▶ STATED PROBLEM 1
According to the passage on section 110 of the Magistrates' Courts Act, which Act substituted section 110 through its section 20?

▶ PROVIDED PASSAGE
* START *

5. The State Law Advisers however state that they are “not able to assist the department with a numerus clausus of instances where the Magistrate’s Courts would have jurisdiction in constitutional matters”. The law advisers further agree with the Department that section 110 of the Magistrates’ Courts Act “does seem to be in conflict with the Constitution in respect of statutory regulations, and that it should be amended to reflect the position as set out in the Constitution”. Section 110 of the Magistrates’ Courts Act provides:
“110. Jurisdiction as to plea of ultra vires
No magistrate’s court shall be competent to pronounce upon the validity of a provincial ordinance or an ordinance of the Legislative Assembly of the territory or of a statutory proclamation of the State President or of the Administrator of the territory, and every such court shall assume that every such ordinance or proclamation is valid; but every such court shall be competent to pronounce upon the validity of any statutory regulation, order or bye-law.
[S.110 substituted by s. 20 of Act 53 of 1970]
[N.B. S.110 has been substituted by s. 66 of the Magistrates’ Courts Amendment Act 120 of 1993, a provision which will be put into operation by proclamation. See PENDLEX]”.

* END *

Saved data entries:

* START *

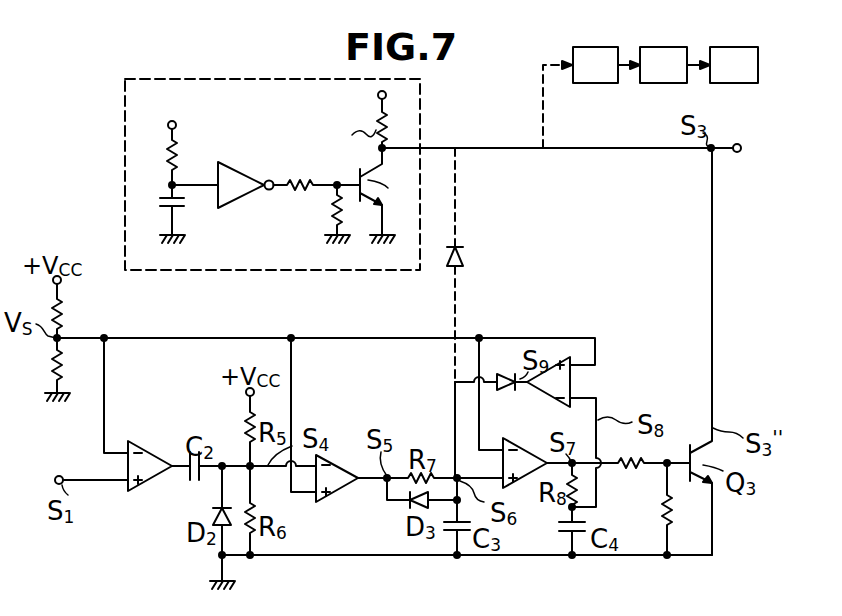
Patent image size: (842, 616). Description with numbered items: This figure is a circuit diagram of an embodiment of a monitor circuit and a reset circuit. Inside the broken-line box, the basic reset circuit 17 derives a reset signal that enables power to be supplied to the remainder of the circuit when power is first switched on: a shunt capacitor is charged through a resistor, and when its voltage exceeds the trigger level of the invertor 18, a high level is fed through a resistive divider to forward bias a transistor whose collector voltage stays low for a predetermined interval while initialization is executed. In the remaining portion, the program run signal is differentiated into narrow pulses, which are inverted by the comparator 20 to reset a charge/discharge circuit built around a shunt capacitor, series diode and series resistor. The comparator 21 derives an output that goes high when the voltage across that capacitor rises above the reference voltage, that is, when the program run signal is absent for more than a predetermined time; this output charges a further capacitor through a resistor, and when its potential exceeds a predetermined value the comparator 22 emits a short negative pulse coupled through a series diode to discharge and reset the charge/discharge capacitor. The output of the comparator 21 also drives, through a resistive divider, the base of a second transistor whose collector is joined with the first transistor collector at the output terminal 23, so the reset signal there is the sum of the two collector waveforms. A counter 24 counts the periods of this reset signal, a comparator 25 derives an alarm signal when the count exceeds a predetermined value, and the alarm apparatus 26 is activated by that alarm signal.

The basic reset circuit 17 is at (125, 148).
The invertor 18 is at (243, 203).
The comparator 20 is at (340, 497).
The comparator 21 is at (522, 478).
The comparator 22 is at (572, 383).
The output terminal 23 is at (742, 142).
The counter 24 is at (592, 47).
The comparator 25 is at (661, 47).
The alarm apparatus 26 is at (731, 47).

* END *

▶ STATED PROBLEM 2
Go through the records from their start through the line that has "The comparator 20 is at (340, 497).", and switch "monitor circuit" to "supervisory circuit" while keeping everything else unchanged. Return only those lines, without the pictures.

▶ COMPLETE RESPONSE 1
Act 53 of 1970.

▶ COMPLETE RESPONSE 2
Patent image size: (842, 616). Description with numbered items: This figure is a circuit diagram of an embodiment of a supervisory circuit and a reset circuit. Inside the broken-line box, the basic reset circuit 17 derives a reset signal that enables power to be supplied to the remainder of the circuit when power is first switched on: a shunt capacitor is charged through a resistor, and when its voltage exceeds the trigger level of the invertor 18, a high level is fed through a resistive divider to forward bias a transistor whose collector voltage stays low for a predetermined interval while initialization is executed. In the remaining portion, the program run signal is differentiated into narrow pulses, which are inverted by the comparator 20 to reset a charge/discharge circuit built around a shunt capacitor, series diode and series resistor. The comparator 21 derives an output that goes high when the voltage across that capacitor rises above the reference voltage, that is, when the program run signal is absent for more than a predetermined time; this output charges a further capacitor through a resistor, and when its potential exceeds a predetermined value the comparator 22 emits a short negative pulse coupled through a series diode to discharge and reset the charge/discharge capacitor. The output of the comparator 21 also drives, through a resistive divider, the base of a second transistor whose collector is joined with the first transistor collector at the output terminal 23, so the reset signal there is the sum of the two collector waveforms. A counter 24 counts the periods of this reset signal, a comparator 25 derives an alarm signal when the count exceeds a predetermined value, and the alarm apparatus 26 is activated by that alarm signal.

The basic reset circuit 17 is at (125, 148).
The invertor 18 is at (243, 203).
The comparator 20 is at (340, 497).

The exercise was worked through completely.